[start]
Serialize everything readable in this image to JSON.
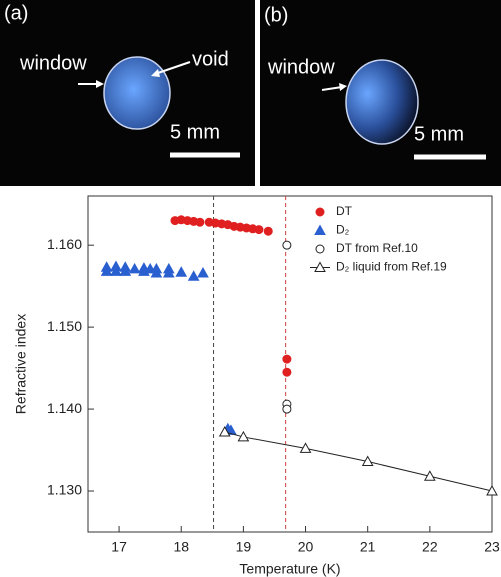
{
  "panels": [
    {
      "label": "(a)",
      "texts": [
        "window",
        "void"
      ],
      "scale": "5 mm"
    },
    {
      "label": "(b)",
      "texts": [
        "window"
      ],
      "scale": "5 mm"
    }
  ],
  "chart_data": {
    "type": "scatter",
    "xlabel": "Temperature (K)",
    "ylabel": "Refractive index",
    "xlim": [
      16.5,
      23
    ],
    "ylim": [
      1.125,
      1.166
    ],
    "xticks": [
      17,
      18,
      19,
      20,
      21,
      22,
      23
    ],
    "yticks": [
      {
        "value": 1.13,
        "label": "1.130"
      },
      {
        "value": 1.14,
        "label": "1.140"
      },
      {
        "value": 1.15,
        "label": "1.150"
      },
      {
        "value": 1.16,
        "label": "1.160"
      }
    ],
    "legend": "upper right",
    "vlines": [
      {
        "x": 18.52,
        "color": "#444444"
      },
      {
        "x": 19.68,
        "color": "#d04040"
      }
    ],
    "series": [
      {
        "name": "DT",
        "color": "#e02020",
        "marker": "circle",
        "filled": true,
        "x": [
          17.9,
          18.0,
          18.1,
          18.2,
          18.3,
          18.45,
          18.55,
          18.65,
          18.75,
          18.85,
          18.95,
          19.05,
          19.15,
          19.25,
          19.4,
          19.7,
          19.7
        ],
        "values": [
          1.163,
          1.1631,
          1.163,
          1.1629,
          1.1628,
          1.1628,
          1.1627,
          1.1626,
          1.1625,
          1.1623,
          1.1622,
          1.1621,
          1.162,
          1.1619,
          1.1617,
          1.1461,
          1.1445
        ]
      },
      {
        "name": "D₂",
        "color": "#2a5fd0",
        "marker": "triangle",
        "filled": true,
        "x": [
          16.8,
          16.8,
          16.95,
          16.95,
          17.1,
          17.1,
          17.25,
          17.4,
          17.4,
          17.5,
          17.6,
          17.6,
          17.8,
          17.8,
          18.0,
          18.2,
          18.35,
          18.75,
          18.8
        ],
        "values": [
          1.1573,
          1.1568,
          1.1574,
          1.1568,
          1.1573,
          1.1568,
          1.1571,
          1.1572,
          1.1568,
          1.1571,
          1.1571,
          1.1566,
          1.1571,
          1.1566,
          1.1567,
          1.1562,
          1.1566,
          1.1376,
          1.1374
        ]
      },
      {
        "name": "DT from Ref.10",
        "color": "#222222",
        "marker": "circle",
        "filled": false,
        "x": [
          19.7,
          19.7,
          19.7
        ],
        "values": [
          1.16,
          1.1406,
          1.14
        ]
      },
      {
        "name": "D₂ liquid from Ref.19",
        "color": "#222222",
        "marker": "triangle",
        "filled": false,
        "line": true,
        "x": [
          18.7,
          19.0,
          20,
          21,
          22,
          23
        ],
        "values": [
          1.1372,
          1.1366,
          1.1352,
          1.1336,
          1.1318,
          1.13
        ]
      }
    ]
  }
}
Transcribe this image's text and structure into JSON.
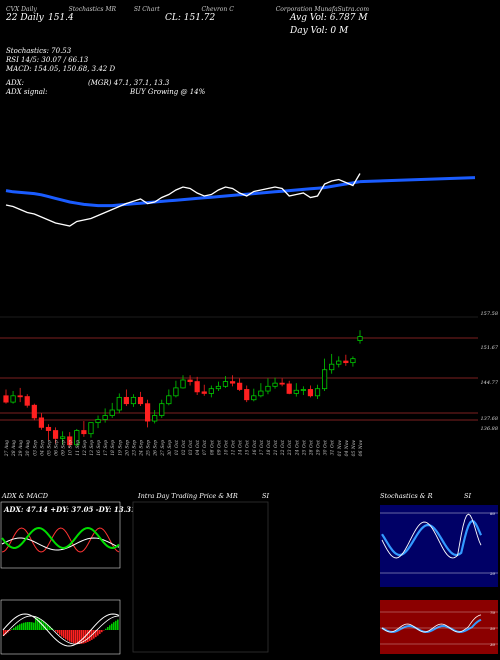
{
  "header": {
    "line1_a": "CVX Daily",
    "line1_b": "Stochastics MR",
    "line1_c": "SI Chart",
    "line1_d": "Chevron C",
    "line1_e": "Corporation",
    "line1_f": "MunafaSutra.com",
    "cl_date": "22 Daily",
    "cl_price": "151.4",
    "cl_label": "CL: 151.72",
    "avg_vol": "Avg Vol: 6.787 M",
    "day_vol": "Day Vol: 0   M",
    "stoch": "Stochastics: 70.53",
    "rsi": "RSI 14/5: 30.07 / 66.13",
    "macd": "MACD: 154.05,  150.68,  3.42  D",
    "adx": "ADX:",
    "mgr": "(MGR) 47.1,  37.1,  13.3",
    "adx_signal": "ADX  signal:",
    "buy": "BUY Growing @ 14%"
  },
  "price_labels": [
    {
      "text": "157.58",
      "value": 157.58
    },
    {
      "text": "151.67",
      "value": 151.67
    },
    {
      "text": "144.77",
      "value": 144.77
    },
    {
      "text": "137.68",
      "value": 137.68
    },
    {
      "text": "136.88",
      "value": 136.88
    }
  ],
  "panels": {
    "adx_title": "ADX  & MACD",
    "adx_values": "ADX: 47.14  +DY: 37.05  -DY: 13.31",
    "intraday_title": "Intra  Day Trading Price  & MR",
    "intraday_si": "SI",
    "stoch_title": "Stochastics & R",
    "stoch_si": "SI",
    "stoch_levels": [
      "80",
      "20",
      "70",
      "50",
      "30"
    ]
  },
  "colors": {
    "up": "#00cc00",
    "down": "#ff2020",
    "ma": "#1a5cff",
    "price_line": "#ffffff",
    "level": "#a52a2a",
    "stoch_bg": "#000066",
    "rsi_bg": "#8b0000"
  },
  "chart_data": {
    "type": "candlestick",
    "x": [
      "27 Aug",
      "28 Aug",
      "29 Aug",
      "30 Aug",
      "03 Sep",
      "04 Sep",
      "05 Sep",
      "06 Sep",
      "09 Sep",
      "10 Sep",
      "11 Sep",
      "12 Sep",
      "13 Sep",
      "16 Sep",
      "17 Sep",
      "18 Sep",
      "19 Sep",
      "20 Sep",
      "23 Sep",
      "24 Sep",
      "25 Sep",
      "26 Sep",
      "27 Sep",
      "30 Sep",
      "01 Oct",
      "02 Oct",
      "03 Oct",
      "04 Oct",
      "07 Oct",
      "08 Oct",
      "09 Oct",
      "10 Oct",
      "11 Oct",
      "14 Oct",
      "15 Oct",
      "16 Oct",
      "17 Oct",
      "18 Oct",
      "21 Oct",
      "22 Oct",
      "23 Oct",
      "24 Oct",
      "25 Oct",
      "28 Oct",
      "29 Oct",
      "30 Oct",
      "31 Oct",
      "01 Nov",
      "04 Nov",
      "05 Nov",
      "06 Nov"
    ],
    "open": [
      147.0,
      146.2,
      147.0,
      146.9,
      145.8,
      144.2,
      143.0,
      142.6,
      141.6,
      141.8,
      140.8,
      142.6,
      142.2,
      143.6,
      144.0,
      144.5,
      145.2,
      146.8,
      146.0,
      146.8,
      146.0,
      143.8,
      144.5,
      146.0,
      147.0,
      148.0,
      149.0,
      148.8,
      147.5,
      147.3,
      147.9,
      148.2,
      148.8,
      148.6,
      147.8,
      146.5,
      147.0,
      147.6,
      148.2,
      148.6,
      148.5,
      147.3,
      147.7,
      147.8,
      147.0,
      147.9,
      150.3,
      151.0,
      151.4,
      151.2,
      154.0
    ],
    "high": [
      147.8,
      147.6,
      148.0,
      147.2,
      146.0,
      144.8,
      143.4,
      143.0,
      142.5,
      142.4,
      142.8,
      143.8,
      143.5,
      144.5,
      145.4,
      146.1,
      147.3,
      147.8,
      147.2,
      147.5,
      146.5,
      145.2,
      146.5,
      147.8,
      148.9,
      149.6,
      149.6,
      149.4,
      148.4,
      148.3,
      148.8,
      149.5,
      149.6,
      149.2,
      148.3,
      147.9,
      148.6,
      149.2,
      149.3,
      149.2,
      148.9,
      148.6,
      148.2,
      148.3,
      148.4,
      151.7,
      152.3,
      152.0,
      152.2,
      152.0,
      155.3
    ],
    "low": [
      146.0,
      146.0,
      146.2,
      145.5,
      143.9,
      142.7,
      141.4,
      141.0,
      140.8,
      140.4,
      140.6,
      141.8,
      141.7,
      142.9,
      143.6,
      144.2,
      144.8,
      145.7,
      145.6,
      145.7,
      143.0,
      143.5,
      144.2,
      145.8,
      146.8,
      147.9,
      148.3,
      147.1,
      147.0,
      146.8,
      147.6,
      148.0,
      148.2,
      147.6,
      146.2,
      146.3,
      146.8,
      147.2,
      147.9,
      148.2,
      147.2,
      146.9,
      147.1,
      146.8,
      146.6,
      147.6,
      149.8,
      150.6,
      150.8,
      150.7,
      153.6
    ],
    "close": [
      146.2,
      147.0,
      146.9,
      145.8,
      144.2,
      143.0,
      142.6,
      141.6,
      141.8,
      140.8,
      142.6,
      142.2,
      143.6,
      144.0,
      144.5,
      145.2,
      146.8,
      146.0,
      146.8,
      146.0,
      143.8,
      144.5,
      146.0,
      147.0,
      148.0,
      149.0,
      148.8,
      147.5,
      147.3,
      147.9,
      148.2,
      148.8,
      148.6,
      147.8,
      146.5,
      147.0,
      147.6,
      148.2,
      148.6,
      148.5,
      147.3,
      147.7,
      147.8,
      147.0,
      147.9,
      150.3,
      151.0,
      151.4,
      151.2,
      151.7,
      154.5
    ],
    "ylim": [
      139.5,
      158.5
    ],
    "levels": [
      157.58,
      151.67,
      144.77,
      137.68,
      136.88
    ],
    "ma_series": [
      51,
      53,
      54,
      55,
      56,
      58,
      61,
      64,
      67,
      70,
      72,
      74,
      75,
      76,
      76,
      76,
      75,
      74,
      73,
      72,
      71,
      70,
      69,
      68,
      67,
      66,
      65,
      64,
      63,
      62,
      61,
      60,
      59,
      58,
      57,
      56,
      55,
      54,
      53,
      52,
      51,
      50,
      49,
      48,
      47,
      46,
      44,
      42,
      40,
      38,
      36
    ],
    "price_line": [
      60,
      62,
      66,
      70,
      72,
      76,
      80,
      84,
      86,
      88,
      82,
      80,
      78,
      74,
      70,
      66,
      62,
      58,
      55,
      52,
      58,
      56,
      50,
      46,
      40,
      36,
      38,
      44,
      48,
      46,
      40,
      36,
      38,
      44,
      48,
      42,
      40,
      38,
      36,
      38,
      48,
      46,
      44,
      50,
      48,
      32,
      28,
      26,
      30,
      34,
      18
    ]
  }
}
[end]
§ **WHAT YOU ARE ASKED TO DO**: Lines containing the string "Stochastics" are to be selected and copied.

§ **THE SOLUTION**:
    "line1_b": "Stochastics MR",
    "stoch": "Stochastics: 70.53",
    "stoch_title": "Stochastics & R",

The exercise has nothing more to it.